→ **STATED EXERCISE**
Extract each line containing the string "necesario".

>> Start SUPPLIED MATERIAL

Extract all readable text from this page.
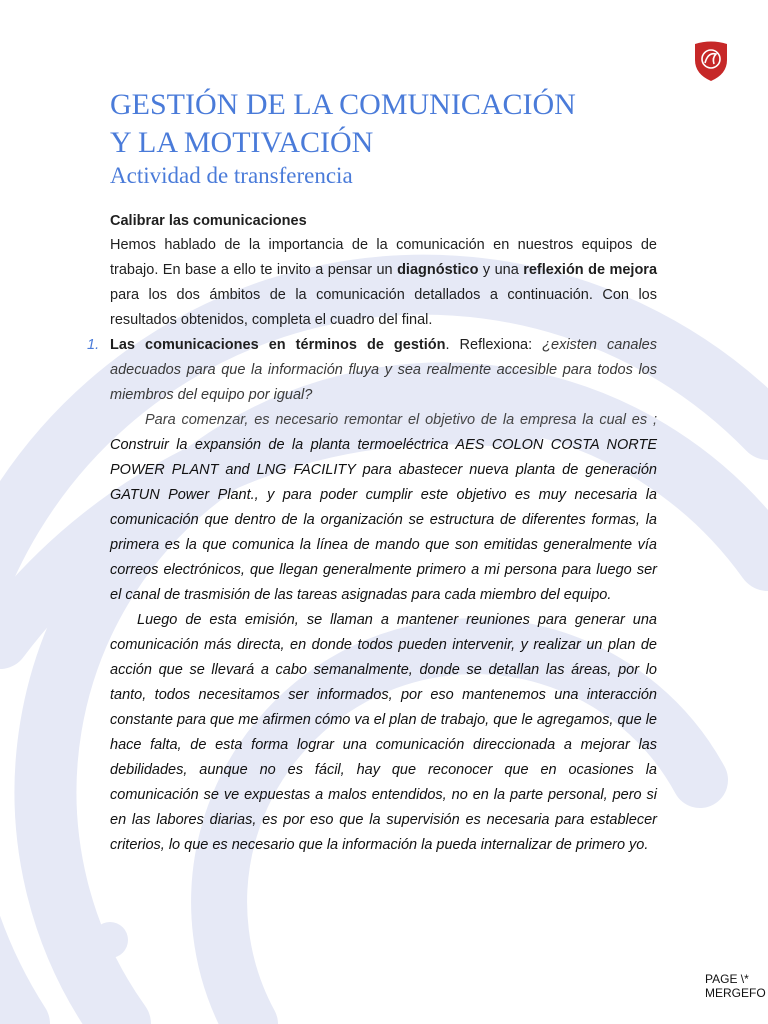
GESTIÓN DE LA COMUNICACIÓN
Y LA MOTIVACIÓN
Actividad de transferencia
Calibrar las comunicaciones

Hemos hablado de la importancia de la comunicación en nuestros equipos de trabajo. En base a ello te invito a pensar un diagnóstico y una reflexión de mejora para los dos ámbitos de la comunicación detallados a continuación. Con los resultados obtenidos, completa el cuadro del final.

1. Las comunicaciones en términos de gestión. Reflexiona: ¿existen canales adecuados para que la información fluya y sea realmente accesible para todos los miembros del equipo por igual?

Para comenzar, es necesario remontar el objetivo de la empresa la cual es ; Construir la expansión de la planta termoeléctrica AES COLON COSTA NORTE POWER PLANT and LNG FACILITY para abastecer nueva planta de generación GATUN Power Plant., y para poder cumplir este objetivo es muy necesaria la comunicación que dentro de la organización se estructura de diferentes formas, la primera es la que comunica la línea de mando que son emitidas generalmente vía correos electrónicos, que llegan generalmente primero a mi persona para luego ser el canal de trasmisión de las tareas asignadas para cada miembro del equipo.

Luego de esta emisión, se llaman a mantener reuniones para generar una comunicación más directa, en donde todos pueden intervenir, y realizar un plan de acción que se llevará a cabo semanalmente, donde se detallan las áreas, por lo tanto, todos necesitamos ser informados, por eso mantenemos una interacción constante para que me afirmen cómo va el plan de trabajo, que le agregamos, que le hace falta, de esta forma lograr una comunicación direccionada a mejorar las debilidades, aunque no es fácil, hay que reconocer que en ocasiones la comunicación se ve expuestas a malos entendidos, no en la parte personal, pero si en las labores diarias, es por eso que la supervisión es necesaria para establecer criterios, lo que es necesario que la información la pueda internalizar de primero yo.

PAGE \*
MERGEFO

>> End SUPPLIED MATERIAL

→ **WORKED SOLUTION**
Para comenzar, es necesario remontar el objetivo de la empresa la cual es ; Construir la expansión de la planta termoeléctrica AES COLON COSTA NORTE POWER PLANT and LNG FACILITY para abastecer nueva planta de generación GATUN Power Plant., y para poder cumplir este objetivo es muy necesaria la comunicación que dentro de la organización se estructura de diferentes formas, la primera es la que comunica la línea de mando que son emitidas generalmente vía correos electrónicos, que llegan generalmente primero a mi persona para luego ser el canal de trasmisión de las tareas asignadas para cada miembro del equipo.
Luego de esta emisión, se llaman a mantener reuniones para generar una comunicación más directa, en donde todos pueden intervenir, y realizar un plan de acción que se llevará a cabo semanalmente, donde se detallan las áreas, por lo tanto, todos necesitamos ser informados, por eso mantenemos una interacción constante para que me afirmen cómo va el plan de trabajo, que le agregamos, que le hace falta, de esta forma lograr una comunicación direccionada a mejorar las debilidades, aunque no es fácil, hay que reconocer que en ocasiones la comunicación se ve expuestas a malos entendidos, no en la parte personal, pero si en las labores diarias, es por eso que la supervisión es necesaria para establecer criterios, lo que es necesario que la información la pueda internalizar de primero yo.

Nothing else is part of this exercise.